Kaynak metin

+===+

Lübnan izlenimleri (Mülteci Kampları)
Lübnan’da bahsedilmeden geçilmemesi gereken bir konu da buradaki Filistin mülteci kamplarıdır. Bilindiği üzere Filistin çevresinde bulunan tüm ülkelerde Filistin mülteci kampları mevcuttur. Bir sonraki halkada olan ülkelerde de toplu halde olmasa da büyük oranda Filistin nüfusu bulunmaktadır. Kaldı ki ABD ve Avrupa ülkelerinin hemen hepsinde de Filistinli mültecilerin sayısı hiç de az değildir. Evet, bir asırdan fazladır kendi vatanında barındırılmayan Müslümanlar, dışarda da kendi vatanlarında da parya muamelesi görmeye devam ediyorlar.
Bu işgal ve tehcir politikası,
bir asırdır Filistin’i azar azar işgal eden gasıp Siyonistlerin mezalimine açık
bir delildir. Siyonistler dünyanın dört bir yanındaki Yahudileri Filistin’e
toplamaya çalışırken, Filistin’in asıl sahipleri olan Müslümanları ise dünyanın
dört bir yanına dağıtmaya çalışmaktadır. Tabi bu sadece Filistin’e mahsus bir
durum da değildir. Neredeyse İslam diyarının hepsi aynı dertten mustariptir. Her
dem kan ve gözyaşına mahkûm olmak bir yana, yer altı, yerüstü zenginliklerinin
talan edilmesi de halkları ekmeye muhtaç duruma getirmektedir. Derken insanlar
hayatları pahasına şişme botlar veya eski çürümüş takalarla okyanuslara
açılıyorlar. Aç güzlü vahşi batı, dünyanın mazlum halklarını, adeta kan denizi
veya okyanuslarda boğulma tercihi yapmaya zorluyor.
Örneğin bizim ülkemize değişik
zamanlarda değişik mülteciler gelmiştir. Biz henüz doğmadan ve çocukluk
yıllarımızda gelmiş olanları saymasak, Irak, Afganistan ve Suriye’den gelen
mültecileri iyi biliyoruz. Afganistan ve Suriyeli kardeşlerimiz, ilk yıllarda
konteynır veya çadır kamplara alındıysalar da kısa zamanda değişik şehirlere
dağılıp bizden birer parça gibi oldular. Kimi yerlerde gettolaşma olsa da
çoğunlukla vatandaşlık hariç bizim sahip olduğumuz çoğu imkânlara sahip
oldular.

+===+

Kayıtlı veriler
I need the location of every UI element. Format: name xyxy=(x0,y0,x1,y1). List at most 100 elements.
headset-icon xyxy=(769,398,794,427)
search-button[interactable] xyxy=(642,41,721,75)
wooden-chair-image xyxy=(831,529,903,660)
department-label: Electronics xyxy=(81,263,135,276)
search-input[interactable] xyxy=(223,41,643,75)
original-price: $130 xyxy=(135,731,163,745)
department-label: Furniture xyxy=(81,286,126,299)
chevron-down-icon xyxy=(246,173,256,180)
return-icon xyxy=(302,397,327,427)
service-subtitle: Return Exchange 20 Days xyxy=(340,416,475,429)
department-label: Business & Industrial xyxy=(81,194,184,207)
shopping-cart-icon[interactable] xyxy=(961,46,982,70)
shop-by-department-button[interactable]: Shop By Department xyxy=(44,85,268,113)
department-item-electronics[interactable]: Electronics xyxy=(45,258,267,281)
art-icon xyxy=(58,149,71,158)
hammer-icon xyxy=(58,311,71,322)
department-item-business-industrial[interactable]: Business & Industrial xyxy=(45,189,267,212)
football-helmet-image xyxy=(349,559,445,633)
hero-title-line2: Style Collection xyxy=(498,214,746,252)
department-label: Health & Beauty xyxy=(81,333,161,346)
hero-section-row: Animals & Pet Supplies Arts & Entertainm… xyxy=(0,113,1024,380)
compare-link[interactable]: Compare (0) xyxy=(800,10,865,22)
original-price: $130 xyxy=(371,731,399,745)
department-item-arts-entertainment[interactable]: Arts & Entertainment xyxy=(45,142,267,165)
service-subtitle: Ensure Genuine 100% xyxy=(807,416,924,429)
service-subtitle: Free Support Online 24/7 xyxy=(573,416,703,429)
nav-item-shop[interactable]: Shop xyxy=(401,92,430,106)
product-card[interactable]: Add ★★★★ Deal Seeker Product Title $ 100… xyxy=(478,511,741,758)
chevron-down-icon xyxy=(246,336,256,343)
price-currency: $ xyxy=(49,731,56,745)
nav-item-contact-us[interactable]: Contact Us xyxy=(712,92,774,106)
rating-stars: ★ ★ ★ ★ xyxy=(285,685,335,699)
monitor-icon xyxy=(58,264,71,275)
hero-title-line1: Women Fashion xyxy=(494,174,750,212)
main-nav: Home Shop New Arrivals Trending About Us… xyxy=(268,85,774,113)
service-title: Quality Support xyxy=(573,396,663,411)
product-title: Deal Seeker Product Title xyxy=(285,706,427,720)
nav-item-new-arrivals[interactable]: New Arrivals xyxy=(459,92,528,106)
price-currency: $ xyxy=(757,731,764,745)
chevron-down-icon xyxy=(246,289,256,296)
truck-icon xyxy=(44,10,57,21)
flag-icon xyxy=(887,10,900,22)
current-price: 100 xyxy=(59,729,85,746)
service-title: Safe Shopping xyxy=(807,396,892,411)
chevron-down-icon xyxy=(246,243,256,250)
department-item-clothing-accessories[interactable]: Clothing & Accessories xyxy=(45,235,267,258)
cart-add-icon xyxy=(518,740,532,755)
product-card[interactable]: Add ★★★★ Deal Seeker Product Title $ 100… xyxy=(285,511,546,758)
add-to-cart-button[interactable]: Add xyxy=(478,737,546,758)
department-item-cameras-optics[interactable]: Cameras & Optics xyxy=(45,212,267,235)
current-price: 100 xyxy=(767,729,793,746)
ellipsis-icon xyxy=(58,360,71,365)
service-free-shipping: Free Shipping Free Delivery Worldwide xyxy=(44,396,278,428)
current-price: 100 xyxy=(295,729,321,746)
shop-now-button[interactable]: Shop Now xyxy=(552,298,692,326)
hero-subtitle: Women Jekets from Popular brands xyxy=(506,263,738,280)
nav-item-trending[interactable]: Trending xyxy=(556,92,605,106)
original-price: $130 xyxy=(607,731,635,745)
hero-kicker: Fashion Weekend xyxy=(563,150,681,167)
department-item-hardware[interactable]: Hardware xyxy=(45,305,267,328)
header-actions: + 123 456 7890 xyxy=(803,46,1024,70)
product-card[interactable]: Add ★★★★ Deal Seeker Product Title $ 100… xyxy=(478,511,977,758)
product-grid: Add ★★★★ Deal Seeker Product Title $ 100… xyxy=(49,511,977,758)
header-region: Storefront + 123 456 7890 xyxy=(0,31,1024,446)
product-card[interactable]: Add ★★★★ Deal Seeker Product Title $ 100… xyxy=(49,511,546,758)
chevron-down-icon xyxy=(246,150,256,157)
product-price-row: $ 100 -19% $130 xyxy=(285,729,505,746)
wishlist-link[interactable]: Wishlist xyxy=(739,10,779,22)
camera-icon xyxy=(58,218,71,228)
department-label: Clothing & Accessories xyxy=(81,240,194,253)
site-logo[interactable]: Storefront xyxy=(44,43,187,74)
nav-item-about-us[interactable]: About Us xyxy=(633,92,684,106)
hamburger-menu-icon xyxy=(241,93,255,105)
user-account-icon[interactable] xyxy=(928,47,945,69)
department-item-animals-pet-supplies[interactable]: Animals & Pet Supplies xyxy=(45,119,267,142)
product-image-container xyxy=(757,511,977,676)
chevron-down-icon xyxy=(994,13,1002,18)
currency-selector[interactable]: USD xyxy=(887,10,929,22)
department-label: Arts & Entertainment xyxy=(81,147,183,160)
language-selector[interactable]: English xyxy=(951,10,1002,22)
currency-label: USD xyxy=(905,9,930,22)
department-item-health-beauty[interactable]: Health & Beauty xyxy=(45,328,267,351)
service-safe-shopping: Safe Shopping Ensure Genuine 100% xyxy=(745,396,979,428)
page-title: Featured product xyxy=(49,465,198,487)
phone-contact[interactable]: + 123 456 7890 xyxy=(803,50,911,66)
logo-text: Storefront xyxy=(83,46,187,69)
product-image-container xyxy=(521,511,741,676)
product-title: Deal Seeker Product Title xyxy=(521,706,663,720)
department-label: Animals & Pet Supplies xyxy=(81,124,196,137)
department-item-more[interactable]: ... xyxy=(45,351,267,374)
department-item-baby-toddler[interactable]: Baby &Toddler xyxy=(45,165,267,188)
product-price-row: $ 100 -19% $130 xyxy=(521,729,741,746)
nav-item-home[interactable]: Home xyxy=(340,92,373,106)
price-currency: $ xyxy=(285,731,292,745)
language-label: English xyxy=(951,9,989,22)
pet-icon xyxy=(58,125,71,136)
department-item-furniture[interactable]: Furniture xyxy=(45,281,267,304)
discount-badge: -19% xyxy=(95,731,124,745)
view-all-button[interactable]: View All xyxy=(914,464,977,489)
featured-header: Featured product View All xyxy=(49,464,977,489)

+===+

Alıştırma 1
Mülteci kampları yazısında "bizim ülkemize" gelip iyi bilindiği söylenen mültecilerin geldiği ülkeleri yaz.
Alıştırma 2
Mülteci kampları yazısını son cümlesinin ardından sürdür.

Cevap 1
Irak, Afganistan, Suriye

Cevap 2
Halepçe
katliamından yollara düşüp kendini Türkiye’ye atan Irak Kürdistanı’ndan gelen kardeşlerimiz
ayrı çadır kamplarda tutulup zaman içinde tekrar memleketlerine sevk edildiler.
Bunlar içinde birleşmiş milletlerden sığınma talep edip kabul edilenler ve
değişik batı ülkelerine gidenler de oldu. Bu da o zaman Türkiye’de hâkim olan
şoven bürokrasi ve siyaset sebebiyledir. Yoksa İslam kardeşlik şuuru ve ümmet
ruhunu kuşanmış hiçbir halktan ayırımcılık beklenemez.
Lübnan’daki
mülteci kampları bulundukları şehirlerin sosyal, siyasi konumu ve ekonomik
durumuna göre farklılık arz ediyor. Hristiyan bölgelerinde mülteci kampları
yok. Onlar adeta herhangi bir batı ülkesindeki gibi rahatlık ve konfor
içerisindedirler. Zira arkalarında ABD ve tüm batı ülkeleri var. Şiiler ise
İran tarafından ciddi destek aldıklarından dolayı, durumları iyidir.
Hristiyanlar kadar refah içinde olmasalar da Müslümanlardan çok iyi
durumdadırlar.
Sıra Müslümanlara gelince durum
tamamen değişiyor. Ürdün’ün yerlisi Müslümanların bile durumları pek iç açıcı
değil. Filistinli mülteciler ise çok daha acınacak durumdadırlar. Bu da
hilafetin ilgası sonrasında savrulan İslam ümmetinin durumunun özeti gibidir.
Yani halifesiz ve sahipsiz olduklarından, Müslümanlar her yerde çobansız sürü
misali perişan durumdadırlar.
Vatanından olup mülteci olmak bir
yana, Filistinli Müslümanlar Filistin’in dışında da diken üzerinde gibiler. Zira
İsrail’in değişik tarihlerde Lübnan’a da çok ciddi saldırıları olmuş ve halen
de olmaya devam ediyor. Lübnan’ın değişik bölgeleri ve kimi Filistin
kamplarında yapılan katliamlar hala birçok zihinlerde ve vicdanlarda tazeliğini
koruyor. Özellikle Sabra Şatilla ve Ayn Halva kamplarında taş üstünde taş,
gövde üstünde baş bırakılmadığı ifade ediliyor. Üzerinde onlarca yıl geçmesine
rağmen birçok Filistin mülteci kampında hala bombardıman, yıkım ve katliamların
izleri var.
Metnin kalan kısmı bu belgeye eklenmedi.